■ What the task asks: Copy the records below exactly, leaving out any pictures.

┌─ Record excerpts

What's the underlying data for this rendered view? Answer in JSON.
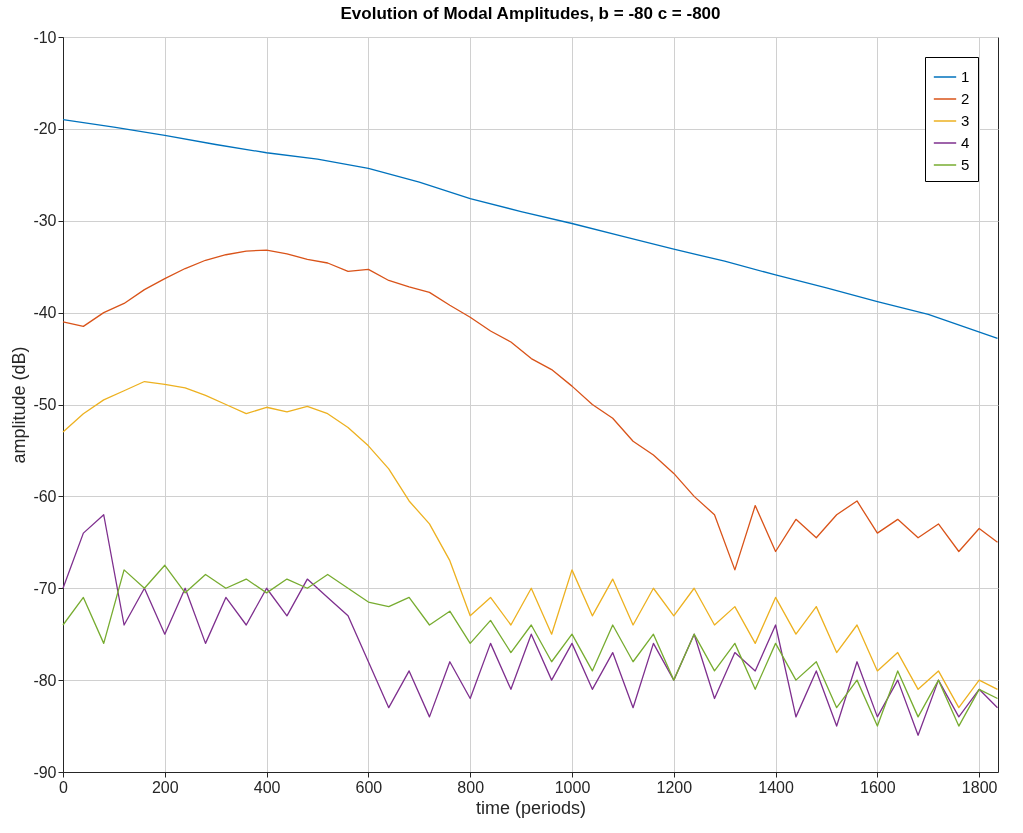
{
  "chart_data": {
    "type": "line",
    "title": "Evolution of Modal Amplitudes, b = -80 c = -800",
    "xlabel": "time (periods)",
    "ylabel": "amplitude (dB)",
    "xlim": [
      0,
      1837
    ],
    "xticks": [
      0,
      200,
      400,
      600,
      800,
      1000,
      1200,
      1400,
      1600,
      1800
    ],
    "ylim": [
      -90,
      -10
    ],
    "yticks": [
      -90,
      -80,
      -70,
      -60,
      -50,
      -40,
      -30,
      -20,
      -10
    ],
    "grid": true,
    "legend": "top right",
    "series": [
      {
        "name": "1",
        "color": "#0072bd",
        "x": [
          0,
          100,
          200,
          300,
          400,
          500,
          600,
          700,
          800,
          900,
          1000,
          1100,
          1200,
          1300,
          1400,
          1500,
          1600,
          1700,
          1836
        ],
        "values": [
          -19,
          -19.8,
          -20.7,
          -21.7,
          -22.6,
          -23.3,
          -24.3,
          -25.8,
          -27.6,
          -29,
          -30.3,
          -31.7,
          -33.1,
          -34.4,
          -35.9,
          -37.3,
          -38.8,
          -40.2,
          -42.8
        ]
      },
      {
        "name": "2",
        "color": "#d95319",
        "x": [
          0,
          40,
          80,
          120,
          160,
          200,
          240,
          280,
          320,
          360,
          400,
          440,
          480,
          520,
          560,
          600,
          640,
          680,
          720,
          760,
          800,
          840,
          880,
          920,
          960,
          1000,
          1040,
          1080,
          1120,
          1160,
          1200,
          1240,
          1280,
          1320,
          1360,
          1400,
          1440,
          1480,
          1520,
          1560,
          1600,
          1640,
          1680,
          1720,
          1760,
          1800,
          1836
        ],
        "values": [
          -41,
          -41.5,
          -40,
          -39,
          -37.5,
          -36.3,
          -35.2,
          -34.3,
          -33.7,
          -33.3,
          -33.2,
          -33.6,
          -34.2,
          -34.6,
          -35.5,
          -35.3,
          -36.5,
          -37.2,
          -37.8,
          -39.2,
          -40.5,
          -42,
          -43.2,
          -45,
          -46.2,
          -48,
          -50,
          -51.5,
          -54,
          -55.5,
          -57.5,
          -60,
          -62,
          -68,
          -61,
          -66,
          -62.5,
          -64.5,
          -62,
          -60.5,
          -64,
          -62.5,
          -64.5,
          -63,
          -66,
          -63.5,
          -65
        ]
      },
      {
        "name": "3",
        "color": "#edb120",
        "x": [
          0,
          40,
          80,
          120,
          160,
          200,
          240,
          280,
          320,
          360,
          400,
          440,
          480,
          520,
          560,
          600,
          640,
          680,
          720,
          760,
          800,
          840,
          880,
          920,
          960,
          1000,
          1040,
          1080,
          1120,
          1160,
          1200,
          1240,
          1280,
          1320,
          1360,
          1400,
          1440,
          1480,
          1520,
          1560,
          1600,
          1640,
          1680,
          1720,
          1760,
          1800,
          1836
        ],
        "values": [
          -53,
          -51,
          -49.5,
          -48.5,
          -47.5,
          -47.8,
          -48.2,
          -49,
          -50,
          -51,
          -50.3,
          -50.8,
          -50.2,
          -51,
          -52.5,
          -54.5,
          -57,
          -60.5,
          -63,
          -67,
          -73,
          -71,
          -74,
          -70,
          -75,
          -68,
          -73,
          -69,
          -74,
          -70,
          -73,
          -70,
          -74,
          -72,
          -76,
          -71,
          -75,
          -72,
          -77,
          -74,
          -79,
          -77,
          -81,
          -79,
          -83,
          -80,
          -81
        ]
      },
      {
        "name": "4",
        "color": "#7e2f8e",
        "x": [
          0,
          40,
          80,
          120,
          160,
          200,
          240,
          280,
          320,
          360,
          400,
          440,
          480,
          520,
          560,
          600,
          640,
          680,
          720,
          760,
          800,
          840,
          880,
          920,
          960,
          1000,
          1040,
          1080,
          1120,
          1160,
          1200,
          1240,
          1280,
          1320,
          1360,
          1400,
          1440,
          1480,
          1520,
          1560,
          1600,
          1640,
          1680,
          1720,
          1760,
          1800,
          1836
        ],
        "values": [
          -70,
          -64,
          -62,
          -74,
          -70,
          -75,
          -70,
          -76,
          -71,
          -74,
          -70,
          -73,
          -69,
          -71,
          -73,
          -78,
          -83,
          -79,
          -84,
          -78,
          -82,
          -76,
          -81,
          -75,
          -80,
          -76,
          -81,
          -77,
          -83,
          -76,
          -80,
          -75,
          -82,
          -77,
          -79,
          -74,
          -84,
          -79,
          -85,
          -78,
          -84,
          -80,
          -86,
          -80,
          -84,
          -81,
          -83
        ]
      },
      {
        "name": "5",
        "color": "#77ac30",
        "x": [
          0,
          40,
          80,
          120,
          160,
          200,
          240,
          280,
          320,
          360,
          400,
          440,
          480,
          520,
          560,
          600,
          640,
          680,
          720,
          760,
          800,
          840,
          880,
          920,
          960,
          1000,
          1040,
          1080,
          1120,
          1160,
          1200,
          1240,
          1280,
          1320,
          1360,
          1400,
          1440,
          1480,
          1520,
          1560,
          1600,
          1640,
          1680,
          1720,
          1760,
          1800,
          1836
        ],
        "values": [
          -74,
          -71,
          -76,
          -68,
          -70,
          -67.5,
          -70.5,
          -68.5,
          -70,
          -69,
          -70.5,
          -69,
          -70,
          -68.5,
          -70,
          -71.5,
          -72,
          -71,
          -74,
          -72.5,
          -76,
          -73.5,
          -77,
          -74,
          -78,
          -75,
          -79,
          -74,
          -78,
          -75,
          -80,
          -75,
          -79,
          -76,
          -81,
          -76,
          -80,
          -78,
          -83,
          -80,
          -85,
          -79,
          -84,
          -80,
          -85,
          -81,
          -82
        ]
      }
    ]
  }
}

└─

■ Solved exercise:
What's the underlying data for this rendered view? Answer in JSON.
{
  "chart_data": {
    "type": "line",
    "title": "Evolution of Modal Amplitudes, b = -80 c = -800",
    "xlabel": "time (periods)",
    "ylabel": "amplitude (dB)",
    "xlim": [
      0,
      1837
    ],
    "xticks": [
      0,
      200,
      400,
      600,
      800,
      1000,
      1200,
      1400,
      1600,
      1800
    ],
    "ylim": [
      -90,
      -10
    ],
    "yticks": [
      -90,
      -80,
      -70,
      -60,
      -50,
      -40,
      -30,
      -20,
      -10
    ],
    "grid": true,
    "legend": "top right",
    "series": [
      {
        "name": "1",
        "color": "#0072bd",
        "x": [
          0,
          100,
          200,
          300,
          400,
          500,
          600,
          700,
          800,
          900,
          1000,
          1100,
          1200,
          1300,
          1400,
          1500,
          1600,
          1700,
          1836
        ],
        "values": [
          -19,
          -19.8,
          -20.7,
          -21.7,
          -22.6,
          -23.3,
          -24.3,
          -25.8,
          -27.6,
          -29,
          -30.3,
          -31.7,
          -33.1,
          -34.4,
          -35.9,
          -37.3,
          -38.8,
          -40.2,
          -42.8
        ]
      },
      {
        "name": "2",
        "color": "#d95319",
        "x": [
          0,
          40,
          80,
          120,
          160,
          200,
          240,
          280,
          320,
          360,
          400,
          440,
          480,
          520,
          560,
          600,
          640,
          680,
          720,
          760,
          800,
          840,
          880,
          920,
          960,
          1000,
          1040,
          1080,
          1120,
          1160,
          1200,
          1240,
          1280,
          1320,
          1360,
          1400,
          1440,
          1480,
          1520,
          1560,
          1600,
          1640,
          1680,
          1720,
          1760,
          1800,
          1836
        ],
        "values": [
          -41,
          -41.5,
          -40,
          -39,
          -37.5,
          -36.3,
          -35.2,
          -34.3,
          -33.7,
          -33.3,
          -33.2,
          -33.6,
          -34.2,
          -34.6,
          -35.5,
          -35.3,
          -36.5,
          -37.2,
          -37.8,
          -39.2,
          -40.5,
          -42,
          -43.2,
          -45,
          -46.2,
          -48,
          -50,
          -51.5,
          -54,
          -55.5,
          -57.5,
          -60,
          -62,
          -68,
          -61,
          -66,
          -62.5,
          -64.5,
          -62,
          -60.5,
          -64,
          -62.5,
          -64.5,
          -63,
          -66,
          -63.5,
          -65
        ]
      },
      {
        "name": "3",
        "color": "#edb120",
        "x": [
          0,
          40,
          80,
          120,
          160,
          200,
          240,
          280,
          320,
          360,
          400,
          440,
          480,
          520,
          560,
          600,
          640,
          680,
          720,
          760,
          800,
          840,
          880,
          920,
          960,
          1000,
          1040,
          1080,
          1120,
          1160,
          1200,
          1240,
          1280,
          1320,
          1360,
          1400,
          1440,
          1480,
          1520,
          1560,
          1600,
          1640,
          1680,
          1720,
          1760,
          1800,
          1836
        ],
        "values": [
          -53,
          -51,
          -49.5,
          -48.5,
          -47.5,
          -47.8,
          -48.2,
          -49,
          -50,
          -51,
          -50.3,
          -50.8,
          -50.2,
          -51,
          -52.5,
          -54.5,
          -57,
          -60.5,
          -63,
          -67,
          -73,
          -71,
          -74,
          -70,
          -75,
          -68,
          -73,
          -69,
          -74,
          -70,
          -73,
          -70,
          -74,
          -72,
          -76,
          -71,
          -75,
          -72,
          -77,
          -74,
          -79,
          -77,
          -81,
          -79,
          -83,
          -80,
          -81
        ]
      },
      {
        "name": "4",
        "color": "#7e2f8e",
        "x": [
          0,
          40,
          80,
          120,
          160,
          200,
          240,
          280,
          320,
          360,
          400,
          440,
          480,
          520,
          560,
          600,
          640,
          680,
          720,
          760,
          800,
          840,
          880,
          920,
          960,
          1000,
          1040,
          1080,
          1120,
          1160,
          1200,
          1240,
          1280,
          1320,
          1360,
          1400,
          1440,
          1480,
          1520,
          1560,
          1600,
          1640,
          1680,
          1720,
          1760,
          1800,
          1836
        ],
        "values": [
          -70,
          -64,
          -62,
          -74,
          -70,
          -75,
          -70,
          -76,
          -71,
          -74,
          -70,
          -73,
          -69,
          -71,
          -73,
          -78,
          -83,
          -79,
          -84,
          -78,
          -82,
          -76,
          -81,
          -75,
          -80,
          -76,
          -81,
          -77,
          -83,
          -76,
          -80,
          -75,
          -82,
          -77,
          -79,
          -74,
          -84,
          -79,
          -85,
          -78,
          -84,
          -80,
          -86,
          -80,
          -84,
          -81,
          -83
        ]
      },
      {
        "name": "5",
        "color": "#77ac30",
        "x": [
          0,
          40,
          80,
          120,
          160,
          200,
          240,
          280,
          320,
          360,
          400,
          440,
          480,
          520,
          560,
          600,
          640,
          680,
          720,
          760,
          800,
          840,
          880,
          920,
          960,
          1000,
          1040,
          1080,
          1120,
          1160,
          1200,
          1240,
          1280,
          1320,
          1360,
          1400,
          1440,
          1480,
          1520,
          1560,
          1600,
          1640,
          1680,
          1720,
          1760,
          1800,
          1836
        ],
        "values": [
          -74,
          -71,
          -76,
          -68,
          -70,
          -67.5,
          -70.5,
          -68.5,
          -70,
          -69,
          -70.5,
          -69,
          -70,
          -68.5,
          -70,
          -71.5,
          -72,
          -71,
          -74,
          -72.5,
          -76,
          -73.5,
          -77,
          -74,
          -78,
          -75,
          -79,
          -74,
          -78,
          -75,
          -80,
          -75,
          -79,
          -76,
          -81,
          -76,
          -80,
          -78,
          -83,
          -80,
          -85,
          -79,
          -84,
          -80,
          -85,
          -81,
          -82
        ]
      }
    ]
  }
}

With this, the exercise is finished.